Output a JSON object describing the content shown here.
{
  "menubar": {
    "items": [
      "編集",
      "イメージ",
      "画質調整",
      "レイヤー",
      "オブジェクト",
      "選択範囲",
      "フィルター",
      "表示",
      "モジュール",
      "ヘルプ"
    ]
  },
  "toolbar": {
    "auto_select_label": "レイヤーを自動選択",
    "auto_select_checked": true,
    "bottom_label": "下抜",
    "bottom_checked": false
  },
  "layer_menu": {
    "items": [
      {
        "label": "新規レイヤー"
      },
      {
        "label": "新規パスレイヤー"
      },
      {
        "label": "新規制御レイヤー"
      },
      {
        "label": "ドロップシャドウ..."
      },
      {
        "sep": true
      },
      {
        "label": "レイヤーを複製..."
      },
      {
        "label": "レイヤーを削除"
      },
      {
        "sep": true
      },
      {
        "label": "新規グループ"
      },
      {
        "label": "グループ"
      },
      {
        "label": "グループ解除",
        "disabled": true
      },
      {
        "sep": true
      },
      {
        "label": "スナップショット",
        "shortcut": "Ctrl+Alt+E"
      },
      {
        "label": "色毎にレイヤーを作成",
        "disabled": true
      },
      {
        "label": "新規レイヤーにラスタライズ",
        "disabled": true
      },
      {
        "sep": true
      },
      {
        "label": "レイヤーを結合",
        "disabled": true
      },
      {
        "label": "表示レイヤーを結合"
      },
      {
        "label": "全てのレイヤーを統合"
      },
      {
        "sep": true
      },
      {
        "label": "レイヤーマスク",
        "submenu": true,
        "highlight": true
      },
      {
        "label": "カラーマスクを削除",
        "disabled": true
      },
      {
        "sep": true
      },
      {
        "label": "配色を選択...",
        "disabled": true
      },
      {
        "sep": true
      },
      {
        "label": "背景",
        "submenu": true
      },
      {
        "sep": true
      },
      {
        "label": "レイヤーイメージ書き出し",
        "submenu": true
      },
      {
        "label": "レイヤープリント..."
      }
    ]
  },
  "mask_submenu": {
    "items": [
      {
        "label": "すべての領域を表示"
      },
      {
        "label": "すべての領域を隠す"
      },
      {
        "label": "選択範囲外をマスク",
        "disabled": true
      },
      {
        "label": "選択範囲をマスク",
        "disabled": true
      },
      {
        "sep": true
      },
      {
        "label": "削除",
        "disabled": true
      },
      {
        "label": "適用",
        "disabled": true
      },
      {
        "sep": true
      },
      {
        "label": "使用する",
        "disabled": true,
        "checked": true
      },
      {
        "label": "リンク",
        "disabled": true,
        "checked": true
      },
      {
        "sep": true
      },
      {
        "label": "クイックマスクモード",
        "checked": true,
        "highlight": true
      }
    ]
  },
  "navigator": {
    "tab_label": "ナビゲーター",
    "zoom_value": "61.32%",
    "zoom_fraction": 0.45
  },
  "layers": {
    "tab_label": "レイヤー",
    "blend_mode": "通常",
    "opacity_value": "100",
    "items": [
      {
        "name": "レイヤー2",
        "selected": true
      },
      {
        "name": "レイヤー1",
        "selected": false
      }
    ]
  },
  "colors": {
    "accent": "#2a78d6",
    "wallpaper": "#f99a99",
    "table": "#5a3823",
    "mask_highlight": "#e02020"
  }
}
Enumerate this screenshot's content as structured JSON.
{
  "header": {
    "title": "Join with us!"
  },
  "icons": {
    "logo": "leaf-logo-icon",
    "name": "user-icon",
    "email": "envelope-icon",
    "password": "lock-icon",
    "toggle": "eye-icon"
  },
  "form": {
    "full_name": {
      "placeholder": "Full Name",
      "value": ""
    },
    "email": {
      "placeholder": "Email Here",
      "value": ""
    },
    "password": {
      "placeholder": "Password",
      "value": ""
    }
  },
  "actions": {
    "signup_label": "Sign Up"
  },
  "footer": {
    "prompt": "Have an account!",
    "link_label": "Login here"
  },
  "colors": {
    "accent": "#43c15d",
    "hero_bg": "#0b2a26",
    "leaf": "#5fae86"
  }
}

***

## PROBLEM REQUIREMENTS:
Print every entry exactly as written.

## THE SOLUTION:
Output a JSON object describing the content shown here.
{
  "menubar": {
    "items": [
      "編集",
      "イメージ",
      "画質調整",
      "レイヤー",
      "オブジェクト",
      "選択範囲",
      "フィルター",
      "表示",
      "モジュール",
      "ヘルプ"
    ]
  },
  "toolbar": {
    "auto_select_label": "レイヤーを自動選択",
    "auto_select_checked": true,
    "bottom_label": "下抜",
    "bottom_checked": false
  },
  "layer_menu": {
    "items": [
      {
        "label": "新規レイヤー"
      },
      {
        "label": "新規パスレイヤー"
      },
      {
        "label": "新規制御レイヤー"
      },
      {
        "label": "ドロップシャドウ..."
      },
      {
        "sep": true
      },
      {
        "label": "レイヤーを複製..."
      },
      {
        "label": "レイヤーを削除"
      },
      {
        "sep": true
      },
      {
        "label": "新規グループ"
      },
      {
        "label": "グループ"
      },
      {
        "label": "グループ解除",
        "disabled": true
      },
      {
        "sep": true
      },
      {
        "label": "スナップショット",
        "shortcut": "Ctrl+Alt+E"
      },
      {
        "label": "色毎にレイヤーを作成",
        "disabled": true
      },
      {
        "label": "新規レイヤーにラスタライズ",
        "disabled": true
      },
      {
        "sep": true
      },
      {
        "label": "レイヤーを結合",
        "disabled": true
      },
      {
        "label": "表示レイヤーを結合"
      },
      {
        "label": "全てのレイヤーを統合"
      },
      {
        "sep": true
      },
      {
        "label": "レイヤーマスク",
        "submenu": true,
        "highlight": true
      },
      {
        "label": "カラーマスクを削除",
        "disabled": true
      },
      {
        "sep": true
      },
      {
        "label": "配色を選択...",
        "disabled": true
      },
      {
        "sep": true
      },
      {
        "label": "背景",
        "submenu": true
      },
      {
        "sep": true
      },
      {
        "label": "レイヤーイメージ書き出し",
        "submenu": true
      },
      {
        "label": "レイヤープリント..."
      }
    ]
  },
  "mask_submenu": {
    "items": [
      {
        "label": "すべての領域を表示"
      },
      {
        "label": "すべての領域を隠す"
      },
      {
        "label": "選択範囲外をマスク",
        "disabled": true
      },
      {
        "label": "選択範囲をマスク",
        "disabled": true
      },
      {
        "sep": true
      },
      {
        "label": "削除",
        "disabled": true
      },
      {
        "label": "適用",
        "disabled": true
      },
      {
        "sep": true
      },
      {
        "label": "使用する",
        "disabled": true,
        "checked": true
      },
      {
        "label": "リンク",
        "disabled": true,
        "checked": true
      },
      {
        "sep": true
      },
      {
        "label": "クイックマスクモード",
        "checked": true,
        "highlight": true
      }
    ]
  },
  "navigator": {
    "tab_label": "ナビゲーター",
    "zoom_value": "61.32%",
    "zoom_fraction": 0.45
  },
  "layers": {
    "tab_label": "レイヤー",
    "blend_mode": "通常",
    "opacity_value": "100",
    "items": [
      {
        "name": "レイヤー2",
        "selected": true
      },
      {
        "name": "レイヤー1",
        "selected": false
      }
    ]
  },
  "colors": {
    "accent": "#2a78d6",
    "wallpaper": "#f99a99",
    "table": "#5a3823",
    "mask_highlight": "#e02020"
  }
}
Enumerate this screenshot's content as structured JSON.
{
  "header": {
    "title": "Join with us!"
  },
  "icons": {
    "logo": "leaf-logo-icon",
    "name": "user-icon",
    "email": "envelope-icon",
    "password": "lock-icon",
    "toggle": "eye-icon"
  },
  "form": {
    "full_name": {
      "placeholder": "Full Name",
      "value": ""
    },
    "email": {
      "placeholder": "Email Here",
      "value": ""
    },
    "password": {
      "placeholder": "Password",
      "value": ""
    }
  },
  "actions": {
    "signup_label": "Sign Up"
  },
  "footer": {
    "prompt": "Have an account!",
    "link_label": "Login here"
  },
  "colors": {
    "accent": "#43c15d",
    "hero_bg": "#0b2a26",
    "leaf": "#5fae86"
  }
}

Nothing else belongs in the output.